# [What needs to be done]
Reproduce the section of the IoT incident response text between "Typically, an incident" and "cloud provider's SLAs.", inclusive, substituting "response coordinator" for each occurrence of "incident manager".
━━ Excerpted text ━━
IoT incident response team composition

Finding the right technical resources to staff an incident response team is always a challenge. Carnegie Mellon's CERT organization (http://www.cert.org/incident-management/csirt-development/csirt-staffing.cfm) notes that team staffing depends on a number of factors, including:

  • Mission and goals

  • Available staff expertise

  • Anticipated incident load

  • Constituency size and technology base

  • Funding

Typically, an incident manager will be chosen to bring together a number of team members, based on the scope of the incident and the response required. It is crucial to keep a cadre of staff well trained in incident response and ready to assist as necessary when an incident does occur. The incident manager must be fully versed in the local IR procedures, as well as the cloud provider's SLAs.

Proper planning up front will enable the right pairing of staff with the specifically required roles needed for each incident. Teams responding to IoT-related incidents will need to include some unique skill sets driven by the specific IoT implementations and deployment use cases involved. In addition, staff need to have a deep understanding of the underlying business purpose of the compromised IoT system. Keep an emergency point of contact (POC) list for each type of incident within your organization.

Communication planning

The act of responding to an incident is often confusing and fast-paced; details can quite easily be overlooked in the fog of war. Teams need a pre-created communication plan to remember to involve the appropriate stakeholders and even partners. The communication plan should detail when to elevate the incident to higher-tier engineering staff, management, or executive leadership. The plan should also detail what should be communicated, by whom, and when, to outside stakeholders such as customers, government, law enforcement, and even the press when necessary. Finally, the communication plan should detail what information can be shared with different information-sharing services and social media (for example, if making announcements via Twitter, Facebook, and others).
━━━
━━ Supplied data ━━
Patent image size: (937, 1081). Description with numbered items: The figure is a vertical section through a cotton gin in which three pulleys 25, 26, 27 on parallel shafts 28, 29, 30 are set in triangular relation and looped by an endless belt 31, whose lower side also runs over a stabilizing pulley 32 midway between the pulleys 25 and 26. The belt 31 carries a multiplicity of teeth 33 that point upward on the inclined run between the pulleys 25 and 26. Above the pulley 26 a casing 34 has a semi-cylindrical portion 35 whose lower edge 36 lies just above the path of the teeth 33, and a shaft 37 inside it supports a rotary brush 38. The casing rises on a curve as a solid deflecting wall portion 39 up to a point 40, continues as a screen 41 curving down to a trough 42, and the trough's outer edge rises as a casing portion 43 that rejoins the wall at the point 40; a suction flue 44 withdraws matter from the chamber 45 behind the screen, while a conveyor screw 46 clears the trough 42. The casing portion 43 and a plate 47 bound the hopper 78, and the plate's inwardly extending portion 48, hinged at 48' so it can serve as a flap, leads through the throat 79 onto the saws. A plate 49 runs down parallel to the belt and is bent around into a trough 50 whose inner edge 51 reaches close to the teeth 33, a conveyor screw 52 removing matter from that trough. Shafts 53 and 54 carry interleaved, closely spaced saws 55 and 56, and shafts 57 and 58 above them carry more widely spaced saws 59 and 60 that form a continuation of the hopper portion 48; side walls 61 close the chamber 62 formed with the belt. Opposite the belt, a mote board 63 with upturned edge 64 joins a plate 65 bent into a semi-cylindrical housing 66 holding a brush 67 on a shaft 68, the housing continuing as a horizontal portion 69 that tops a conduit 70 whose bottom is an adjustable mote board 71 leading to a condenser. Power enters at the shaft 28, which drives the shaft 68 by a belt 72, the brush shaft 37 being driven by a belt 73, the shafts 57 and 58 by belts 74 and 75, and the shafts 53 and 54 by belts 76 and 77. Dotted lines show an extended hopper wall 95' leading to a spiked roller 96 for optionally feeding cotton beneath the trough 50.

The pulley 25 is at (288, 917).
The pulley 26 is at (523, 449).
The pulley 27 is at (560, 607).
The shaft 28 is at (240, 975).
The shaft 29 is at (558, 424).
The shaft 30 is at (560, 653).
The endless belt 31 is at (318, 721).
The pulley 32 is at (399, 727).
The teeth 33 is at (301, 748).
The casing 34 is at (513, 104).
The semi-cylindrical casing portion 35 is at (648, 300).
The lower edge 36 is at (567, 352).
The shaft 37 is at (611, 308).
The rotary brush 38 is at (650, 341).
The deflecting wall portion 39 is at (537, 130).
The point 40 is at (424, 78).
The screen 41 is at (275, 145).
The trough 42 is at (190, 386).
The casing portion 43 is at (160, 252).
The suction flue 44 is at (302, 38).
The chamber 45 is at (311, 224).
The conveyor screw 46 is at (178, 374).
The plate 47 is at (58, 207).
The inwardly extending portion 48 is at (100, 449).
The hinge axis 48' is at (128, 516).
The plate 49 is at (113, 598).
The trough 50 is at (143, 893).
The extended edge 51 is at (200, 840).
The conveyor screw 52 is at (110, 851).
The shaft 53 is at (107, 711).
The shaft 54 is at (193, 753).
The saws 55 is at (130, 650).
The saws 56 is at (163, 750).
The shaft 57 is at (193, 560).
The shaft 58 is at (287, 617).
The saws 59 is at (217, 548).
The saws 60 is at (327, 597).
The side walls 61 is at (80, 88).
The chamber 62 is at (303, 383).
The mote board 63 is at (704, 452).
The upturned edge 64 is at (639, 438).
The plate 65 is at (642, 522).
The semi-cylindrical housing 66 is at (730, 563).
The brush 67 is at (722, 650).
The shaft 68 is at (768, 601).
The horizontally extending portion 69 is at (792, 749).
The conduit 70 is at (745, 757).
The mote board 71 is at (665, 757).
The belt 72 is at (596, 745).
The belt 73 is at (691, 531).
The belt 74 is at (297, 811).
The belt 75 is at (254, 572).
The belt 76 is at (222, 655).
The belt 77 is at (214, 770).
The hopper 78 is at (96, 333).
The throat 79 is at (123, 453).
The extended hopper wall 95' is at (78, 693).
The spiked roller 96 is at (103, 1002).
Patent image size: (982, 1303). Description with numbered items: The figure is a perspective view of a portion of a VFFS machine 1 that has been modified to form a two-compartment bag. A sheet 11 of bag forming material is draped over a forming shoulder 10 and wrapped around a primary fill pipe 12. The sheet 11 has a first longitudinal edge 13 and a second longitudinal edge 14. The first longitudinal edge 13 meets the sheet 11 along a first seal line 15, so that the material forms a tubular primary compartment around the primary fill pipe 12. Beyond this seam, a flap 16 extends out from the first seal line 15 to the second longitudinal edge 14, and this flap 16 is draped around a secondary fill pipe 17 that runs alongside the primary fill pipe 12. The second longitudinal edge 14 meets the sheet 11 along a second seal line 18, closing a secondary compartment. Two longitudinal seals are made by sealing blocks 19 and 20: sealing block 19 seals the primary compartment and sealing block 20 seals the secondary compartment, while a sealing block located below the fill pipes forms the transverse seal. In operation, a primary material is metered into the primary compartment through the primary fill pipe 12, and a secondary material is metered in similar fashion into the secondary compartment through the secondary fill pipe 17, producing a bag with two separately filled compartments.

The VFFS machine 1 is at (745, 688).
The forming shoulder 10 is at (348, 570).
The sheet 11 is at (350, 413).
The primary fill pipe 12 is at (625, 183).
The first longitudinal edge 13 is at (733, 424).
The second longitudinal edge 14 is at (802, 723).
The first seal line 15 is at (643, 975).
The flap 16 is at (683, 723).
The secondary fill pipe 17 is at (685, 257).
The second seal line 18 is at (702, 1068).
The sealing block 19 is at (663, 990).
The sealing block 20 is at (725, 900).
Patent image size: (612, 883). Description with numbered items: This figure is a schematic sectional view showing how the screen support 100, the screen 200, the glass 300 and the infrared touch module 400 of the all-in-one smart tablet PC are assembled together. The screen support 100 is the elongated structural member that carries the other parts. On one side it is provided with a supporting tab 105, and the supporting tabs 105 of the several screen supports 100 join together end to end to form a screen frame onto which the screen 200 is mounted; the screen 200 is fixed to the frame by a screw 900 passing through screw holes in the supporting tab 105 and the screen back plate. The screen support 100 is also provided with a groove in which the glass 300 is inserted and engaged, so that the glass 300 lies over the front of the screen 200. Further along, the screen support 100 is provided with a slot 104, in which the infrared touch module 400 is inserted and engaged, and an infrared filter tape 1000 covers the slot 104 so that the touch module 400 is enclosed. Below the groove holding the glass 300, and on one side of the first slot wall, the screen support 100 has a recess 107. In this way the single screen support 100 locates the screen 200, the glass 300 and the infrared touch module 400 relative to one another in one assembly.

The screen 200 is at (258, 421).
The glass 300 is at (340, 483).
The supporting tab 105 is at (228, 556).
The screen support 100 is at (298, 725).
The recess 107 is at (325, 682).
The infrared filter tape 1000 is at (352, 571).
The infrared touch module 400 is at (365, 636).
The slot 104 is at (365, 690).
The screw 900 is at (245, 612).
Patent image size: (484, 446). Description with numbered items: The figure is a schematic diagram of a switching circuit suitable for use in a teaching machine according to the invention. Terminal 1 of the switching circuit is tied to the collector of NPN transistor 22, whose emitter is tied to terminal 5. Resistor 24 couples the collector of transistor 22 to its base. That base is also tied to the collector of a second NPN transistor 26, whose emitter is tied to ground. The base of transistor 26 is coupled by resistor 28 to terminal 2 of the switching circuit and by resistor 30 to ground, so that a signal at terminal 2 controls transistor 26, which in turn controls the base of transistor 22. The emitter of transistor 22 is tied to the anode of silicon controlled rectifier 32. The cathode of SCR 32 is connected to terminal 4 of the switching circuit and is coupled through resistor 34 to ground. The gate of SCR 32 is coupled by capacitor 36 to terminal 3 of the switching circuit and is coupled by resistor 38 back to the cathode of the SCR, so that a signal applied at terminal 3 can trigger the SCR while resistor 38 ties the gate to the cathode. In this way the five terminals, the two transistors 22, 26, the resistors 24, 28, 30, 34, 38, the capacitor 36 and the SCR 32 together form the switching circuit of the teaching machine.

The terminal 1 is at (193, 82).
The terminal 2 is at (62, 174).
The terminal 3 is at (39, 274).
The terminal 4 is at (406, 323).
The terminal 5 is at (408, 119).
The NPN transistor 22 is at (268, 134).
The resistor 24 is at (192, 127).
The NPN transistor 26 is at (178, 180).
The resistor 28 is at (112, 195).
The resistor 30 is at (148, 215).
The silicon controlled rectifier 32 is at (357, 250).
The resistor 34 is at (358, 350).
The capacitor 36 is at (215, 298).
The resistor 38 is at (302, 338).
━━━
# [Finished task]
Typically, an response coordinator will be chosen to bring together a number of team members, based on the scope of the incident and the response required. It is crucial to keep a cadre of staff well trained in incident response and ready to assist as necessary when an incident does occur. The response coordinator must be fully versed in the local IR procedures, as well as the cloud provider's SLAs.